Exercise brief –
Reproduce the listing below, substituting "legend-entry" for each occurrence of "legend-label" and leaving all other text unchanged.

= = = = =

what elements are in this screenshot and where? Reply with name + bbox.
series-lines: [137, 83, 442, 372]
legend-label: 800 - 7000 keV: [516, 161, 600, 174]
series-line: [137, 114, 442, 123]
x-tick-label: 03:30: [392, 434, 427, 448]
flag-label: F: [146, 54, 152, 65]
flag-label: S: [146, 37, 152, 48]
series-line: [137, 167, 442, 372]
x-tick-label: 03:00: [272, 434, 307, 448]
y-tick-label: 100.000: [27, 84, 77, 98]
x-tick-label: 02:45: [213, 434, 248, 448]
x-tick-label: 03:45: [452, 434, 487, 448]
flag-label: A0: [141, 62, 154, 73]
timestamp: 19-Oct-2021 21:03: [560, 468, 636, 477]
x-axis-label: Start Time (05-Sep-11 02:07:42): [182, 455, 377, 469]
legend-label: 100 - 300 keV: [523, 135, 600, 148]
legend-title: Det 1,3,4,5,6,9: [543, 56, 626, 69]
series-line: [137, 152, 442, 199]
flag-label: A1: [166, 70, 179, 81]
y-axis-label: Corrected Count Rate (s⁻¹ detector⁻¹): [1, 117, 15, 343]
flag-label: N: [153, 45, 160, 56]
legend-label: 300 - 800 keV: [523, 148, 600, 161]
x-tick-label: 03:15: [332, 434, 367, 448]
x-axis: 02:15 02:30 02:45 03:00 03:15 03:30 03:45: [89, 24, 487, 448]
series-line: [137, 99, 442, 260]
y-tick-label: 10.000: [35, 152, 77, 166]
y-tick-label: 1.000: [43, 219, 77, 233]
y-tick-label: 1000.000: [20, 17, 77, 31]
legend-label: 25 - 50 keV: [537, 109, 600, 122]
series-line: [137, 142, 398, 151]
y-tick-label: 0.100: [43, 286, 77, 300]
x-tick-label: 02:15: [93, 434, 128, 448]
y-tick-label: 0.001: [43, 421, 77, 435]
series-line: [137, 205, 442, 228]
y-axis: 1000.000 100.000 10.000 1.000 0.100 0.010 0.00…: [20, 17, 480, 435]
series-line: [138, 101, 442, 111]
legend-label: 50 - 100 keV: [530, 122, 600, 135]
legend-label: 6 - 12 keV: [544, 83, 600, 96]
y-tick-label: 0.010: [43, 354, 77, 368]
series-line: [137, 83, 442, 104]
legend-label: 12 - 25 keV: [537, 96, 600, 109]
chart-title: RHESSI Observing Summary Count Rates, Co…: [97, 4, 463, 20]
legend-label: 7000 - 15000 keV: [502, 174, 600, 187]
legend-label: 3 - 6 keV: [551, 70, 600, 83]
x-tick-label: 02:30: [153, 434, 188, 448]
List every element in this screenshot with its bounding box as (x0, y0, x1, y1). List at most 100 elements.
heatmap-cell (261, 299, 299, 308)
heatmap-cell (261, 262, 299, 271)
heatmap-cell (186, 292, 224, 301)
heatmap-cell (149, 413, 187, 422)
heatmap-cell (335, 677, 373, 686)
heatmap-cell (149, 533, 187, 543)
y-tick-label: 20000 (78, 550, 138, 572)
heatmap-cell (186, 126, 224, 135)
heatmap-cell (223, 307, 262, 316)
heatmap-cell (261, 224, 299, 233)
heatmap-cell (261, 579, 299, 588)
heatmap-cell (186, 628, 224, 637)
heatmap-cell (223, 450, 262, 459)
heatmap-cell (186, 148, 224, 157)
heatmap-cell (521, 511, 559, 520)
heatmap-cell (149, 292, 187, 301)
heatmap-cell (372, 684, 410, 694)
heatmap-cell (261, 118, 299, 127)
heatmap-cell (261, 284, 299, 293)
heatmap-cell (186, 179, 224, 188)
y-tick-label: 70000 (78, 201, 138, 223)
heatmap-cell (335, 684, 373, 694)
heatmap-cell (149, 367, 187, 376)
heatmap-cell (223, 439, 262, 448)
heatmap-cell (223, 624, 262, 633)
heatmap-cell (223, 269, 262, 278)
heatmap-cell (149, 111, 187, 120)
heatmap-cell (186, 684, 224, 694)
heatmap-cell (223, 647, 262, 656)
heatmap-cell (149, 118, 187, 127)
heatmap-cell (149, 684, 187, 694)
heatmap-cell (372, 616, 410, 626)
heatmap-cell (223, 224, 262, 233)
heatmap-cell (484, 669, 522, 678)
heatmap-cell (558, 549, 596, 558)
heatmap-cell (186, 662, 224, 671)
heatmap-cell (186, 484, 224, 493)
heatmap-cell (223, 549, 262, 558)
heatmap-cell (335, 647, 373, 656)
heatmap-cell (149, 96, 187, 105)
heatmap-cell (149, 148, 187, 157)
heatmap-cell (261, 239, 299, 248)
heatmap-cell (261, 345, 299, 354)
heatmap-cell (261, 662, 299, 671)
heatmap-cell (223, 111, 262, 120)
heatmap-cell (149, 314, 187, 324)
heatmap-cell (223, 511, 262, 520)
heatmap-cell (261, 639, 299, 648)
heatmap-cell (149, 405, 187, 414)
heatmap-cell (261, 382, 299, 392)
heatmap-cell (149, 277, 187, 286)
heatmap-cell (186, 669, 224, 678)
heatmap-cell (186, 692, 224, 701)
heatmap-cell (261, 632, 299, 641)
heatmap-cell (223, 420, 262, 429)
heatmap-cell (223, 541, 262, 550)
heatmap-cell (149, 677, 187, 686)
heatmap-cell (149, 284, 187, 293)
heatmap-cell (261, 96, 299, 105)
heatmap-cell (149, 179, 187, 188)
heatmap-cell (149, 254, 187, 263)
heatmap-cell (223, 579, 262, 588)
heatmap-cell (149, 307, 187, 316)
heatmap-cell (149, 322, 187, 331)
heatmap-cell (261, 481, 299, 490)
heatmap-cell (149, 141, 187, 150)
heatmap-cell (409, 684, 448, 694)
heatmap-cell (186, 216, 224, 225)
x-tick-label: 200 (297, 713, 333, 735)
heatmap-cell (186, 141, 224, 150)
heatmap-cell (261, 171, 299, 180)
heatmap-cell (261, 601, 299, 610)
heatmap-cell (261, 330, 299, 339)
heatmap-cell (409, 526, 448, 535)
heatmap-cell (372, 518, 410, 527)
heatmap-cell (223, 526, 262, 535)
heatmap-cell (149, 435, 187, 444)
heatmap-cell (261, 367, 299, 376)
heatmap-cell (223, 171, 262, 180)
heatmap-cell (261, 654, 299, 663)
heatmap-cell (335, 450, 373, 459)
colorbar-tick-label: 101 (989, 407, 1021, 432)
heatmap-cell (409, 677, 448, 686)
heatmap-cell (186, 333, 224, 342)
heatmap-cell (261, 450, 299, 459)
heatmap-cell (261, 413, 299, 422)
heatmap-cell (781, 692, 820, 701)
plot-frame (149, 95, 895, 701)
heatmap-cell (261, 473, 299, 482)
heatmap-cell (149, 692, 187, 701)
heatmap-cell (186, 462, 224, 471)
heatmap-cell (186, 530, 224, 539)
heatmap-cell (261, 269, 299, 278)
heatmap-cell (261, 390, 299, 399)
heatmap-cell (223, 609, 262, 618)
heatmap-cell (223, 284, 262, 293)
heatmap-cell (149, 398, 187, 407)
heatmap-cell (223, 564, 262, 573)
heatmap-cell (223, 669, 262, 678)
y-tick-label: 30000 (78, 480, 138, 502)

= = = = =

Problem solution –
what elements are in this screenshot and where? Reply with name + bbox.
series-lines: [137, 83, 442, 372]
legend-entry: 800 - 7000 keV: [516, 161, 600, 174]
series-line: [137, 114, 442, 123]
x-tick-label: 03:30: [392, 434, 427, 448]
flag-label: F: [146, 54, 152, 65]
flag-label: S: [146, 37, 152, 48]
series-line: [137, 167, 442, 372]
x-tick-label: 03:00: [272, 434, 307, 448]
y-tick-label: 100.000: [27, 84, 77, 98]
x-tick-label: 02:45: [213, 434, 248, 448]
x-tick-label: 03:45: [452, 434, 487, 448]
flag-label: A0: [141, 62, 154, 73]
timestamp: 19-Oct-2021 21:03: [560, 468, 636, 477]
x-axis-label: Start Time (05-Sep-11 02:07:42): [182, 455, 377, 469]
legend-entry: 100 - 300 keV: [523, 135, 600, 148]
legend-title: Det 1,3,4,5,6,9: [543, 56, 626, 69]
series-line: [137, 152, 442, 199]
flag-label: A1: [166, 70, 179, 81]
y-axis-label: Corrected Count Rate (s⁻¹ detector⁻¹): [1, 117, 15, 343]
flag-label: N: [153, 45, 160, 56]
legend-entry: 300 - 800 keV: [523, 148, 600, 161]
x-tick-label: 03:15: [332, 434, 367, 448]
x-axis: 02:15 02:30 02:45 03:00 03:15 03:30 03:45: [89, 24, 487, 448]
series-line: [137, 99, 442, 260]
y-tick-label: 10.000: [35, 152, 77, 166]
y-tick-label: 1.000: [43, 219, 77, 233]
y-tick-label: 1000.000: [20, 17, 77, 31]
legend-entry: 25 - 50 keV: [537, 109, 600, 122]
series-line: [137, 142, 398, 151]
y-tick-label: 0.100: [43, 286, 77, 300]
x-tick-label: 02:15: [93, 434, 128, 448]
y-tick-label: 0.001: [43, 421, 77, 435]
series-line: [137, 205, 442, 228]
y-axis: 1000.000 100.000 10.000 1.000 0.100 0.010 0.00…: [20, 17, 480, 435]
series-line: [138, 101, 442, 111]
legend-entry: 50 - 100 keV: [530, 122, 600, 135]
legend-entry: 6 - 12 keV: [544, 83, 600, 96]
y-tick-label: 0.010: [43, 354, 77, 368]
series-line: [137, 83, 442, 104]
legend-entry: 12 - 25 keV: [537, 96, 600, 109]
chart-title: RHESSI Observing Summary Count Rates, Co…: [97, 4, 463, 20]
legend-entry: 7000 - 15000 keV: [502, 174, 600, 187]
legend-entry: 3 - 6 keV: [551, 70, 600, 83]
x-tick-label: 02:30: [153, 434, 188, 448]
List every element in this screenshot with its bounding box as (x0, y0, x1, y1). List at most 100 elements.
heatmap-cell (261, 299, 299, 308)
heatmap-cell (261, 262, 299, 271)
heatmap-cell (186, 292, 224, 301)
heatmap-cell (149, 413, 187, 422)
heatmap-cell (335, 677, 373, 686)
heatmap-cell (149, 533, 187, 543)
y-tick-label: 20000 (78, 550, 138, 572)
heatmap-cell (186, 126, 224, 135)
heatmap-cell (223, 307, 262, 316)
heatmap-cell (261, 224, 299, 233)
heatmap-cell (261, 579, 299, 588)
heatmap-cell (186, 628, 224, 637)
heatmap-cell (223, 450, 262, 459)
heatmap-cell (186, 148, 224, 157)
heatmap-cell (521, 511, 559, 520)
heatmap-cell (149, 292, 187, 301)
heatmap-cell (372, 684, 410, 694)
heatmap-cell (261, 118, 299, 127)
heatmap-cell (261, 284, 299, 293)
heatmap-cell (186, 179, 224, 188)
y-tick-label: 70000 (78, 201, 138, 223)
heatmap-cell (335, 684, 373, 694)
heatmap-cell (149, 367, 187, 376)
heatmap-cell (223, 439, 262, 448)
heatmap-cell (223, 624, 262, 633)
heatmap-cell (223, 269, 262, 278)
heatmap-cell (149, 111, 187, 120)
heatmap-cell (186, 684, 224, 694)
heatmap-cell (223, 647, 262, 656)
heatmap-cell (149, 118, 187, 127)
heatmap-cell (149, 684, 187, 694)
heatmap-cell (372, 616, 410, 626)
heatmap-cell (223, 224, 262, 233)
heatmap-cell (484, 669, 522, 678)
heatmap-cell (558, 549, 596, 558)
heatmap-cell (186, 662, 224, 671)
heatmap-cell (186, 484, 224, 493)
heatmap-cell (223, 549, 262, 558)
heatmap-cell (335, 647, 373, 656)
heatmap-cell (149, 96, 187, 105)
heatmap-cell (149, 148, 187, 157)
heatmap-cell (261, 239, 299, 248)
heatmap-cell (261, 345, 299, 354)
heatmap-cell (261, 662, 299, 671)
heatmap-cell (223, 111, 262, 120)
heatmap-cell (149, 314, 187, 324)
heatmap-cell (223, 511, 262, 520)
heatmap-cell (261, 639, 299, 648)
heatmap-cell (149, 405, 187, 414)
heatmap-cell (261, 382, 299, 392)
heatmap-cell (149, 277, 187, 286)
heatmap-cell (186, 669, 224, 678)
heatmap-cell (186, 692, 224, 701)
heatmap-cell (261, 632, 299, 641)
heatmap-cell (223, 420, 262, 429)
heatmap-cell (223, 541, 262, 550)
heatmap-cell (149, 677, 187, 686)
heatmap-cell (149, 284, 187, 293)
heatmap-cell (261, 96, 299, 105)
heatmap-cell (149, 179, 187, 188)
heatmap-cell (149, 254, 187, 263)
heatmap-cell (223, 579, 262, 588)
heatmap-cell (149, 307, 187, 316)
heatmap-cell (149, 322, 187, 331)
heatmap-cell (261, 481, 299, 490)
heatmap-cell (149, 141, 187, 150)
heatmap-cell (409, 684, 448, 694)
heatmap-cell (186, 216, 224, 225)
x-tick-label: 200 (297, 713, 333, 735)
heatmap-cell (186, 141, 224, 150)
heatmap-cell (261, 171, 299, 180)
heatmap-cell (261, 601, 299, 610)
heatmap-cell (261, 330, 299, 339)
heatmap-cell (409, 526, 448, 535)
heatmap-cell (372, 518, 410, 527)
heatmap-cell (223, 526, 262, 535)
heatmap-cell (149, 435, 187, 444)
heatmap-cell (261, 367, 299, 376)
heatmap-cell (223, 171, 262, 180)
heatmap-cell (261, 654, 299, 663)
heatmap-cell (335, 450, 373, 459)
colorbar-tick-label: 101 (989, 407, 1021, 432)
heatmap-cell (409, 677, 448, 686)
heatmap-cell (186, 333, 224, 342)
heatmap-cell (261, 450, 299, 459)
heatmap-cell (261, 413, 299, 422)
heatmap-cell (781, 692, 820, 701)
plot-frame (149, 95, 895, 701)
heatmap-cell (261, 473, 299, 482)
heatmap-cell (149, 692, 187, 701)
heatmap-cell (186, 462, 224, 471)
heatmap-cell (186, 530, 224, 539)
heatmap-cell (261, 269, 299, 278)
heatmap-cell (261, 390, 299, 399)
heatmap-cell (223, 609, 262, 618)
heatmap-cell (223, 284, 262, 293)
heatmap-cell (149, 398, 187, 407)
heatmap-cell (223, 564, 262, 573)
heatmap-cell (223, 669, 262, 678)
y-tick-label: 30000 (78, 480, 138, 502)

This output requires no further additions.